• [LISTED ENTRIES]
====

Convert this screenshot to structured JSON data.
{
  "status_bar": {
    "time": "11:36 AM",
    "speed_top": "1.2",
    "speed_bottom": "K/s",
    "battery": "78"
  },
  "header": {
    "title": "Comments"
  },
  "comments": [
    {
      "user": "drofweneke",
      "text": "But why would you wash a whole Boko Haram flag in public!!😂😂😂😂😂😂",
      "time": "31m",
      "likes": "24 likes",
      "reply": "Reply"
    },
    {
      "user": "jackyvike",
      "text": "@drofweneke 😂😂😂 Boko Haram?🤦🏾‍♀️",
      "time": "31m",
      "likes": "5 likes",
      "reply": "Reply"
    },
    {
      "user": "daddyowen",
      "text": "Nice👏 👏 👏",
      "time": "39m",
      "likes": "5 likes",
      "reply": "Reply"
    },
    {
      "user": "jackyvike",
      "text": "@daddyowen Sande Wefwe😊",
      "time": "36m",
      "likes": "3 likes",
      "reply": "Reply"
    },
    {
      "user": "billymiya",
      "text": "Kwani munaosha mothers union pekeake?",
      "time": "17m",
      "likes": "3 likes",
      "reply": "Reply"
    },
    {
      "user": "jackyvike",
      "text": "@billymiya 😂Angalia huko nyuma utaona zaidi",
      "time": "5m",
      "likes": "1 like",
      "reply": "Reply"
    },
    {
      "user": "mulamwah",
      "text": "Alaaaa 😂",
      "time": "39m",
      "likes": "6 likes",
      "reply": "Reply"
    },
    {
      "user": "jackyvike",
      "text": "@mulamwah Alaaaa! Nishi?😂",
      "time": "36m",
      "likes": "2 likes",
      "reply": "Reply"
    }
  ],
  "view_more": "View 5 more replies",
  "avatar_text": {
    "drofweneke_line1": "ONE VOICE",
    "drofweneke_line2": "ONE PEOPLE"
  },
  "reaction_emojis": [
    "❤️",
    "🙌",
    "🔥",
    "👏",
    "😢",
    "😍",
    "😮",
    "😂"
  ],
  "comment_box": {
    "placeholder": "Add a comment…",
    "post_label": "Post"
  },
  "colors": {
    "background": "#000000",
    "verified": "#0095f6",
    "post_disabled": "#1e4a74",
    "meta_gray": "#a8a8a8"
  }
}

====

Which lines hold the word "Boko"? Show each one.

      "text": "But why would you wash a whole Boko Haram flag in public!!😂😂😂😂😂😂",
      "text": "@drofweneke 😂😂😂 Boko Haram?🤦🏾‍♀️",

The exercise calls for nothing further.